** begin **

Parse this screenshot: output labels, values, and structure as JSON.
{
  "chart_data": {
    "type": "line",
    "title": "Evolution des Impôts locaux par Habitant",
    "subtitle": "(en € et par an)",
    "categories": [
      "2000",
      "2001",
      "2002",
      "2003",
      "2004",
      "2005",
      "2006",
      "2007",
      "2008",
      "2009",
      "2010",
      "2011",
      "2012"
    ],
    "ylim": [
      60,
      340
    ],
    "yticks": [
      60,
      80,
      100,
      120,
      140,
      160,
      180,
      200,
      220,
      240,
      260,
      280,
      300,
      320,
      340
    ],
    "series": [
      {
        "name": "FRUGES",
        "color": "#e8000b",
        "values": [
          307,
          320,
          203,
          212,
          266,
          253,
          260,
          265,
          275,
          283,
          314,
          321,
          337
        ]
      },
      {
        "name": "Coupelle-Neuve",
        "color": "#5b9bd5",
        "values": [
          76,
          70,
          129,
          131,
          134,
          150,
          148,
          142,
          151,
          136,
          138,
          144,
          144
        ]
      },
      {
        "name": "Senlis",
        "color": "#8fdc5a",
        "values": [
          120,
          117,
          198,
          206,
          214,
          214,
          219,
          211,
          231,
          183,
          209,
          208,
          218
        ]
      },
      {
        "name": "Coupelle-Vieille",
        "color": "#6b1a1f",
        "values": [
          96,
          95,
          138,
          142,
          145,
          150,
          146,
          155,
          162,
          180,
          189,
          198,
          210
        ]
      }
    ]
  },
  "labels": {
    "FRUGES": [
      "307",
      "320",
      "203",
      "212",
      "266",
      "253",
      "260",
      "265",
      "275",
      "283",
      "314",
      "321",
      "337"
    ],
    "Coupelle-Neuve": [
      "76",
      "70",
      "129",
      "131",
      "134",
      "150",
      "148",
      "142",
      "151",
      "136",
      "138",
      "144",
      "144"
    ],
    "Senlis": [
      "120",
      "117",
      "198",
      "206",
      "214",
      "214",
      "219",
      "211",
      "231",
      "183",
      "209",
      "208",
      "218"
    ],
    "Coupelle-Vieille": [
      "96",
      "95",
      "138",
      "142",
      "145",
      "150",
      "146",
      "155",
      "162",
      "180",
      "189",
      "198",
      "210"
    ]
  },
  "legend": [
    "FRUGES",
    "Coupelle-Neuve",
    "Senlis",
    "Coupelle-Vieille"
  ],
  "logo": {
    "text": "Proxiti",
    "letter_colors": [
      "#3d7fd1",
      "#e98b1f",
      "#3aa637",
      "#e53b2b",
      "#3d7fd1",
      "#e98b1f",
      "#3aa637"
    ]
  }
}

** end **

**EXERCISE**
Make an exact copy of the material above.

**FINISHED TASK**
Parse this screenshot: output labels, values, and structure as JSON.
{
  "chart_data": {
    "type": "line",
    "title": "Evolution des Impôts locaux par Habitant",
    "subtitle": "(en € et par an)",
    "categories": [
      "2000",
      "2001",
      "2002",
      "2003",
      "2004",
      "2005",
      "2006",
      "2007",
      "2008",
      "2009",
      "2010",
      "2011",
      "2012"
    ],
    "ylim": [
      60,
      340
    ],
    "yticks": [
      60,
      80,
      100,
      120,
      140,
      160,
      180,
      200,
      220,
      240,
      260,
      280,
      300,
      320,
      340
    ],
    "series": [
      {
        "name": "FRUGES",
        "color": "#e8000b",
        "values": [
          307,
          320,
          203,
          212,
          266,
          253,
          260,
          265,
          275,
          283,
          314,
          321,
          337
        ]
      },
      {
        "name": "Coupelle-Neuve",
        "color": "#5b9bd5",
        "values": [
          76,
          70,
          129,
          131,
          134,
          150,
          148,
          142,
          151,
          136,
          138,
          144,
          144
        ]
      },
      {
        "name": "Senlis",
        "color": "#8fdc5a",
        "values": [
          120,
          117,
          198,
          206,
          214,
          214,
          219,
          211,
          231,
          183,
          209,
          208,
          218
        ]
      },
      {
        "name": "Coupelle-Vieille",
        "color": "#6b1a1f",
        "values": [
          96,
          95,
          138,
          142,
          145,
          150,
          146,
          155,
          162,
          180,
          189,
          198,
          210
        ]
      }
    ]
  },
  "labels": {
    "FRUGES": [
      "307",
      "320",
      "203",
      "212",
      "266",
      "253",
      "260",
      "265",
      "275",
      "283",
      "314",
      "321",
      "337"
    ],
    "Coupelle-Neuve": [
      "76",
      "70",
      "129",
      "131",
      "134",
      "150",
      "148",
      "142",
      "151",
      "136",
      "138",
      "144",
      "144"
    ],
    "Senlis": [
      "120",
      "117",
      "198",
      "206",
      "214",
      "214",
      "219",
      "211",
      "231",
      "183",
      "209",
      "208",
      "218"
    ],
    "Coupelle-Vieille": [
      "96",
      "95",
      "138",
      "142",
      "145",
      "150",
      "146",
      "155",
      "162",
      "180",
      "189",
      "198",
      "210"
    ]
  },
  "legend": [
    "FRUGES",
    "Coupelle-Neuve",
    "Senlis",
    "Coupelle-Vieille"
  ],
  "logo": {
    "text": "Proxiti",
    "letter_colors": [
      "#3d7fd1",
      "#e98b1f",
      "#3aa637",
      "#e53b2b",
      "#3d7fd1",
      "#e98b1f",
      "#3aa637"
    ]
  }
}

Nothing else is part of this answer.